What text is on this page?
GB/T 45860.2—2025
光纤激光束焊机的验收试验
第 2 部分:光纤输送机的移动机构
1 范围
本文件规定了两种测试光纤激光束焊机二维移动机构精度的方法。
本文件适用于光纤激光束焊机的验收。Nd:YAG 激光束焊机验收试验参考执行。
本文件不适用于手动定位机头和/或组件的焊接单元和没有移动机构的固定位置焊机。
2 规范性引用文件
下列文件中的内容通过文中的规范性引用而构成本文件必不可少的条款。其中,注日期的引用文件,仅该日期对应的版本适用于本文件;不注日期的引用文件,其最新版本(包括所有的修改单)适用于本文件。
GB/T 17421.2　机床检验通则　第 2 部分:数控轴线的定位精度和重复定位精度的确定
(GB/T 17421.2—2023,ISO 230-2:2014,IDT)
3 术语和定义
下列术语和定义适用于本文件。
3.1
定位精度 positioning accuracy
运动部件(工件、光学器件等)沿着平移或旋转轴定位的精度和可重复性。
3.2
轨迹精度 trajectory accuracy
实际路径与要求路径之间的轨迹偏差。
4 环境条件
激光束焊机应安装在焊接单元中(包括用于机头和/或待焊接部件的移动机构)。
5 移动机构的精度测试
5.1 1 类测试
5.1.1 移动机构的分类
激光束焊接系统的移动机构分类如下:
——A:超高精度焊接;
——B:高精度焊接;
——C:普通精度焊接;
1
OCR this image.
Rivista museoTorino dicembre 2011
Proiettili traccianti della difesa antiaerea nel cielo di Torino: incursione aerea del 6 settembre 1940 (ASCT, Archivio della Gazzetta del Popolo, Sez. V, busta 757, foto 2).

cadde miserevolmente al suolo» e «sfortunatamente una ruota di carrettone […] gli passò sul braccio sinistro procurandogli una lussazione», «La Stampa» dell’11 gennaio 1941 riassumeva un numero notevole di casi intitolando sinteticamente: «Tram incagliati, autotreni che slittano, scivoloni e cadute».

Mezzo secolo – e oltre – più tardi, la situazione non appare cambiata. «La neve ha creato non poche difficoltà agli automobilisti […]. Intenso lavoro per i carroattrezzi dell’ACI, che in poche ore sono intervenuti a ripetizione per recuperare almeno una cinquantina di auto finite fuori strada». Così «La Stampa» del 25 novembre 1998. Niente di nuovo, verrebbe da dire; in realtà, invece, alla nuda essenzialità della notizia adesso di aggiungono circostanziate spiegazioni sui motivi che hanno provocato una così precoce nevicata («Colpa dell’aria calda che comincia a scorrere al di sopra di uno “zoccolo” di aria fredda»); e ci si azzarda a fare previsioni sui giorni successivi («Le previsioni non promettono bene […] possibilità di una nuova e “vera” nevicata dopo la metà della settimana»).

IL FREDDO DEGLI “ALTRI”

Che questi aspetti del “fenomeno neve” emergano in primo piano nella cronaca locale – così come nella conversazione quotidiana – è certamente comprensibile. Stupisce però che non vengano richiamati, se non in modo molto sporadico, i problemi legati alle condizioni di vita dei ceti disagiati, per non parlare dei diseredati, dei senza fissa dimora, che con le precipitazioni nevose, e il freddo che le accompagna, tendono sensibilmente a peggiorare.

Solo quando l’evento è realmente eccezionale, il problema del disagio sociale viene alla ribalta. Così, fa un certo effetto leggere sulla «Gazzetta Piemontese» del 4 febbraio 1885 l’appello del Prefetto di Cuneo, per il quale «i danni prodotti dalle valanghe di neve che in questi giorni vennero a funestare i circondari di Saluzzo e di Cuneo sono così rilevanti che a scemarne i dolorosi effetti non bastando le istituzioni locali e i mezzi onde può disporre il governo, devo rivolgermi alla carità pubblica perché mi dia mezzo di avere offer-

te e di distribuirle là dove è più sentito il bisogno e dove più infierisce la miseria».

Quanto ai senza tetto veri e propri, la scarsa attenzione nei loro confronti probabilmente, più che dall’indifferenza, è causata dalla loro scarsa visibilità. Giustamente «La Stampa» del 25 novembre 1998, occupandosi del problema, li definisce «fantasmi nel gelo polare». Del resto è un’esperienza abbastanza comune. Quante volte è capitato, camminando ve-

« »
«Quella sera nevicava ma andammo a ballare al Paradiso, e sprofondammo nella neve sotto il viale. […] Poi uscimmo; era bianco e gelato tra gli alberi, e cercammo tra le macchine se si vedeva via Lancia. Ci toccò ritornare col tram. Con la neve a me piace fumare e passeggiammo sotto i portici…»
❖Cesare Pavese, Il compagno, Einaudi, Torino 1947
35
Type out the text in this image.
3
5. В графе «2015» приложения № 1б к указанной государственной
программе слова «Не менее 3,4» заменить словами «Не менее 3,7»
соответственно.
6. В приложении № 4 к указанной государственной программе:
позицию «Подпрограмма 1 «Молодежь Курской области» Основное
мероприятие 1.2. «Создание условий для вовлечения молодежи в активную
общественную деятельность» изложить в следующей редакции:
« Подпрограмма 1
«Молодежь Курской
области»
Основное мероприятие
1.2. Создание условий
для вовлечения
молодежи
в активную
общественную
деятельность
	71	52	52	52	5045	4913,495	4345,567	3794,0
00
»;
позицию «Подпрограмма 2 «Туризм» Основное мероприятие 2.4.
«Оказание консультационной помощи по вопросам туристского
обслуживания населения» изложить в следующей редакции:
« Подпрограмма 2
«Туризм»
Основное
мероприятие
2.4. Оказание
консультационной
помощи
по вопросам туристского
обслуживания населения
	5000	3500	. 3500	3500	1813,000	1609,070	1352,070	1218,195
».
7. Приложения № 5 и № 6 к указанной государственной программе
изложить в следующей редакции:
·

● **Given task**:
Every line of the records above needs to be given again exactly.

● **Solution to this exercise**:
What text is on this page?
GB/T 45860.2—2025
光纤激光束焊机的验收试验
第 2 部分:光纤输送机的移动机构
1 范围
本文件规定了两种测试光纤激光束焊机二维移动机构精度的方法。
本文件适用于光纤激光束焊机的验收。Nd:YAG 激光束焊机验收试验参考执行。
本文件不适用于手动定位机头和/或组件的焊接单元和没有移动机构的固定位置焊机。
2 规范性引用文件
下列文件中的内容通过文中的规范性引用而构成本文件必不可少的条款。其中,注日期的引用文件,仅该日期对应的版本适用于本文件;不注日期的引用文件,其最新版本(包括所有的修改单)适用于本文件。
GB/T 17421.2　机床检验通则　第 2 部分:数控轴线的定位精度和重复定位精度的确定
(GB/T 17421.2—2023,ISO 230-2:2014,IDT)
3 术语和定义
下列术语和定义适用于本文件。
3.1
定位精度 positioning accuracy
运动部件(工件、光学器件等)沿着平移或旋转轴定位的精度和可重复性。
3.2
轨迹精度 trajectory accuracy
实际路径与要求路径之间的轨迹偏差。
4 环境条件
激光束焊机应安装在焊接单元中(包括用于机头和/或待焊接部件的移动机构)。
5 移动机构的精度测试
5.1 1 类测试
5.1.1 移动机构的分类
激光束焊接系统的移动机构分类如下:
——A:超高精度焊接;
——B:高精度焊接;
——C:普通精度焊接;
1
OCR this image.
Rivista museoTorino dicembre 2011
Proiettili traccianti della difesa antiaerea nel cielo di Torino: incursione aerea del 6 settembre 1940 (ASCT, Archivio della Gazzetta del Popolo, Sez. V, busta 757, foto 2).

cadde miserevolmente al suolo» e «sfortunatamente una ruota di carrettone […] gli passò sul braccio sinistro procurandogli una lussazione», «La Stampa» dell’11 gennaio 1941 riassumeva un numero notevole di casi intitolando sinteticamente: «Tram incagliati, autotreni che slittano, scivoloni e cadute».

Mezzo secolo – e oltre – più tardi, la situazione non appare cambiata. «La neve ha creato non poche difficoltà agli automobilisti […]. Intenso lavoro per i carroattrezzi dell’ACI, che in poche ore sono intervenuti a ripetizione per recuperare almeno una cinquantina di auto finite fuori strada». Così «La Stampa» del 25 novembre 1998. Niente di nuovo, verrebbe da dire; in realtà, invece, alla nuda essenzialità della notizia adesso di aggiungono circostanziate spiegazioni sui motivi che hanno provocato una così precoce nevicata («Colpa dell’aria calda che comincia a scorrere al di sopra di uno “zoccolo” di aria fredda»); e ci si azzarda a fare previsioni sui giorni successivi («Le previsioni non promettono bene […] possibilità di una nuova e “vera” nevicata dopo la metà della settimana»).

IL FREDDO DEGLI “ALTRI”

Che questi aspetti del “fenomeno neve” emergano in primo piano nella cronaca locale – così come nella conversazione quotidiana – è certamente comprensibile. Stupisce però che non vengano richiamati, se non in modo molto sporadico, i problemi legati alle condizioni di vita dei ceti disagiati, per non parlare dei diseredati, dei senza fissa dimora, che con le precipitazioni nevose, e il freddo che le accompagna, tendono sensibilmente a peggiorare.

Solo quando l’evento è realmente eccezionale, il problema del disagio sociale viene alla ribalta. Così, fa un certo effetto leggere sulla «Gazzetta Piemontese» del 4 febbraio 1885 l’appello del Prefetto di Cuneo, per il quale «i danni prodotti dalle valanghe di neve che in questi giorni vennero a funestare i circondari di Saluzzo e di Cuneo sono così rilevanti che a scemarne i dolorosi effetti non bastando le istituzioni locali e i mezzi onde può disporre il governo, devo rivolgermi alla carità pubblica perché mi dia mezzo di avere offer-

te e di distribuirle là dove è più sentito il bisogno e dove più infierisce la miseria».

Quanto ai senza tetto veri e propri, la scarsa attenzione nei loro confronti probabilmente, più che dall’indifferenza, è causata dalla loro scarsa visibilità. Giustamente «La Stampa» del 25 novembre 1998, occupandosi del problema, li definisce «fantasmi nel gelo polare». Del resto è un’esperienza abbastanza comune. Quante volte è capitato, camminando ve-

« »
«Quella sera nevicava ma andammo a ballare al Paradiso, e sprofondammo nella neve sotto il viale. […] Poi uscimmo; era bianco e gelato tra gli alberi, e cercammo tra le macchine se si vedeva via Lancia. Ci toccò ritornare col tram. Con la neve a me piace fumare e passeggiammo sotto i portici…»
❖Cesare Pavese, Il compagno, Einaudi, Torino 1947
35
Type out the text in this image.
3
5. В графе «2015» приложения № 1б к указанной государственной
программе слова «Не менее 3,4» заменить словами «Не менее 3,7»
соответственно.
6. В приложении № 4 к указанной государственной программе:
позицию «Подпрограмма 1 «Молодежь Курской области» Основное
мероприятие 1.2. «Создание условий для вовлечения молодежи в активную
общественную деятельность» изложить в следующей редакции:
« Подпрограмма 1
«Молодежь Курской
области»
Основное мероприятие
1.2. Создание условий
для вовлечения
молодежи
в активную
общественную
деятельность
	71	52	52	52	5045	4913,495	4345,567	3794,0
00
»;
позицию «Подпрограмма 2 «Туризм» Основное мероприятие 2.4.
«Оказание консультационной помощи по вопросам туристского
обслуживания населения» изложить в следующей редакции:
« Подпрограмма 2
«Туризм»
Основное
мероприятие
2.4. Оказание
консультационной
помощи
по вопросам туристского
обслуживания населения
	5000	3500	. 3500	3500	1813,000	1609,070	1352,070	1218,195
».
7. Приложения № 5 и № 6 к указанной государственной программе
изложить в следующей редакции:
·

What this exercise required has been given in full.